* Exercise goal: Without including any pictures, write out all the entries exactly.

* Records for processing:
==========
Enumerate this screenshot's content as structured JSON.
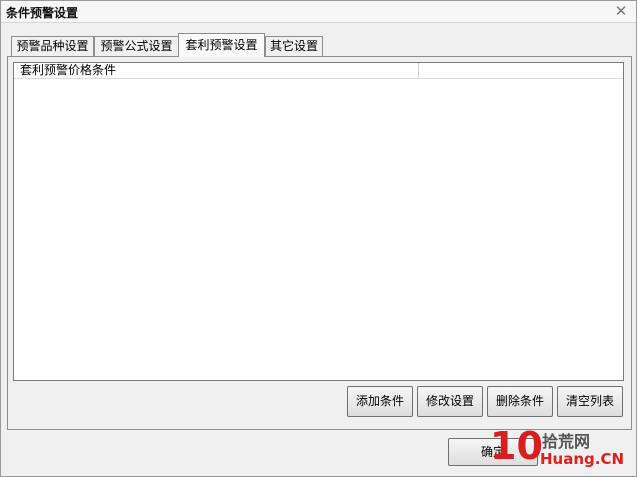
{
  "window": {
    "title": "条件预警设置",
    "close_glyph": "✕"
  },
  "tabs": [
    {
      "label": "预警品种设置",
      "active": false
    },
    {
      "label": "预警公式设置",
      "active": false
    },
    {
      "label": "套利预警设置",
      "active": true
    },
    {
      "label": "其它设置",
      "active": false
    }
  ],
  "list": {
    "columns": [
      "套利预警价格条件",
      ""
    ],
    "rows": []
  },
  "actions": {
    "add": "添加条件",
    "modify": "修改设置",
    "delete": "删除条件",
    "clear": "清空列表"
  },
  "footer": {
    "ok": "确定"
  },
  "watermark": {
    "num": "10",
    "cn": "拾荒网",
    "en": "Huang.CN"
  }
}
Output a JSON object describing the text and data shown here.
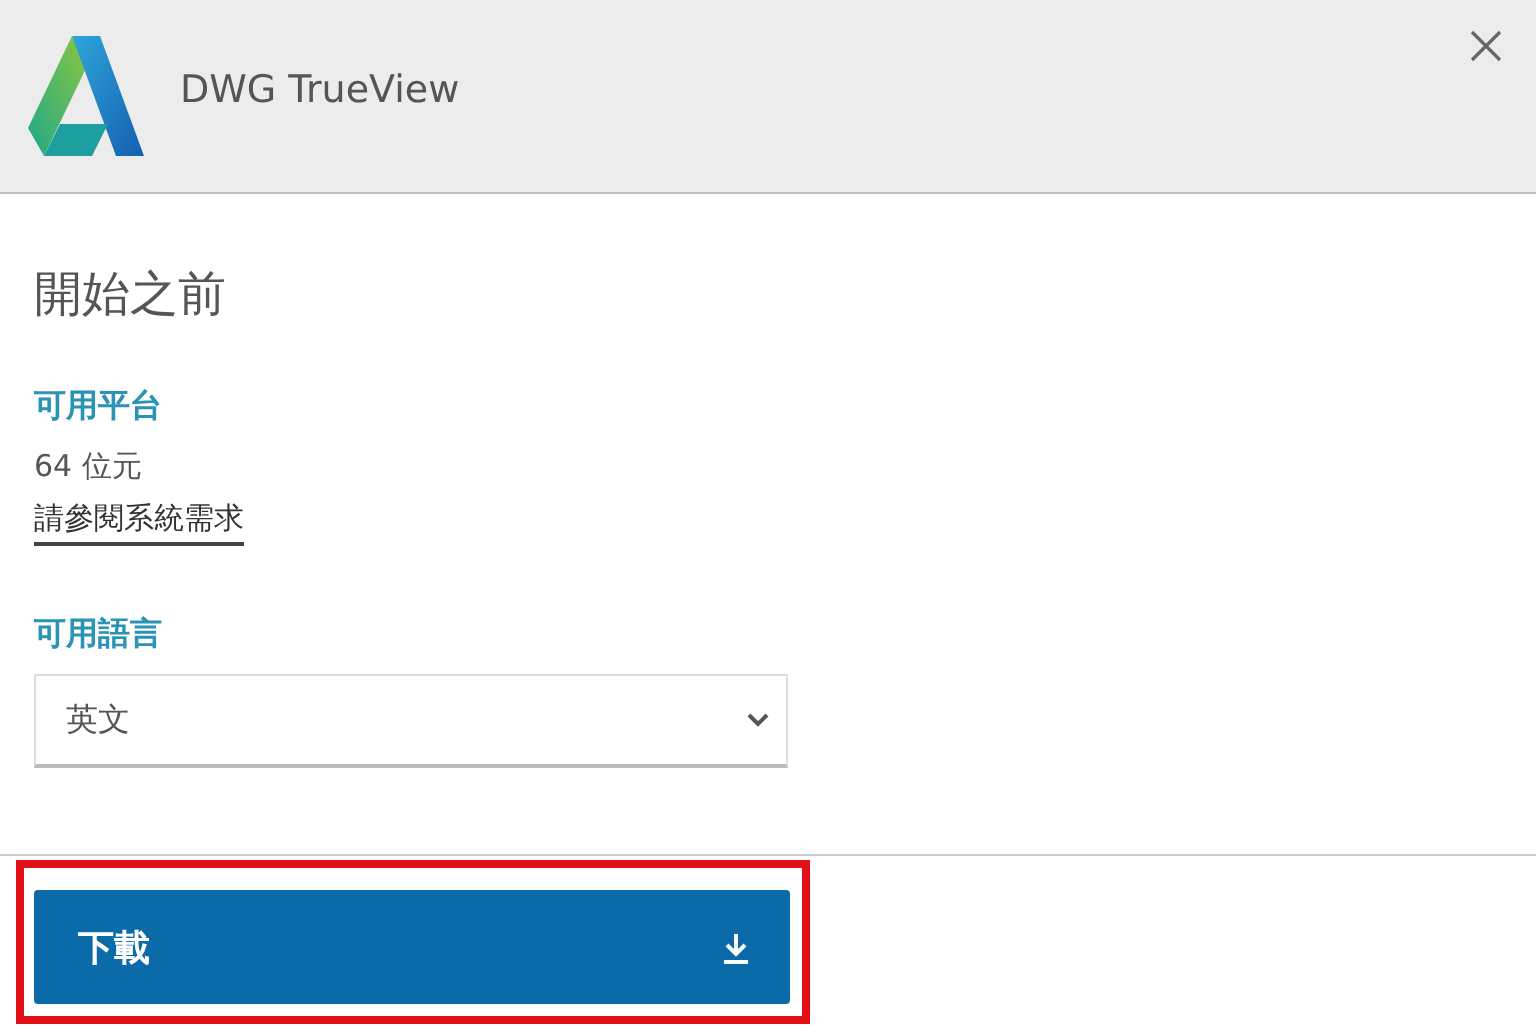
{
  "header": {
    "title": "DWG TrueView"
  },
  "heading": "開始之前",
  "platform": {
    "label": "可用平台",
    "value": "64 位元",
    "link": "請參閱系統需求"
  },
  "language": {
    "label": "可用語言",
    "value": "英文"
  },
  "download_button": {
    "label": "下載",
    "highlighted": true
  }
}
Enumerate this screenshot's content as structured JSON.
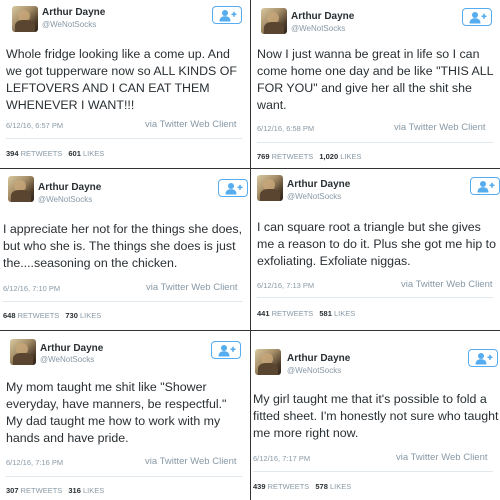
==========
* Solution to this problem:
Enumerate this screenshot's content as structured JSON.
{
  "window": {
    "title": "条件预警设置",
    "close_glyph": "✕"
  },
  "tabs": [
    {
      "label": "预警品种设置",
      "active": false
    },
    {
      "label": "预警公式设置",
      "active": false
    },
    {
      "label": "套利预警设置",
      "active": true
    },
    {
      "label": "其它设置",
      "active": false
    }
  ],
  "list": {
    "columns": [
      "套利预警价格条件",
      ""
    ],
    "rows": []
  },
  "actions": {
    "add": "添加条件",
    "modify": "修改设置",
    "delete": "删除条件",
    "clear": "清空列表"
  },
  "footer": {
    "ok": "确定"
  },
  "watermark": {
    "num": "10",
    "cn": "拾荒网",
    "en": "Huang.CN"
  }
}
Output a JSON object describing the text and data shown here.
{
  "header": {
    "title": "DWG TrueView"
  },
  "heading": "開始之前",
  "platform": {
    "label": "可用平台",
    "value": "64 位元",
    "link": "請參閱系統需求"
  },
  "language": {
    "label": "可用語言",
    "value": "英文"
  },
  "download_button": {
    "label": "下載",
    "highlighted": true
  }
}
Enumerate this screenshot's content as structured JSON.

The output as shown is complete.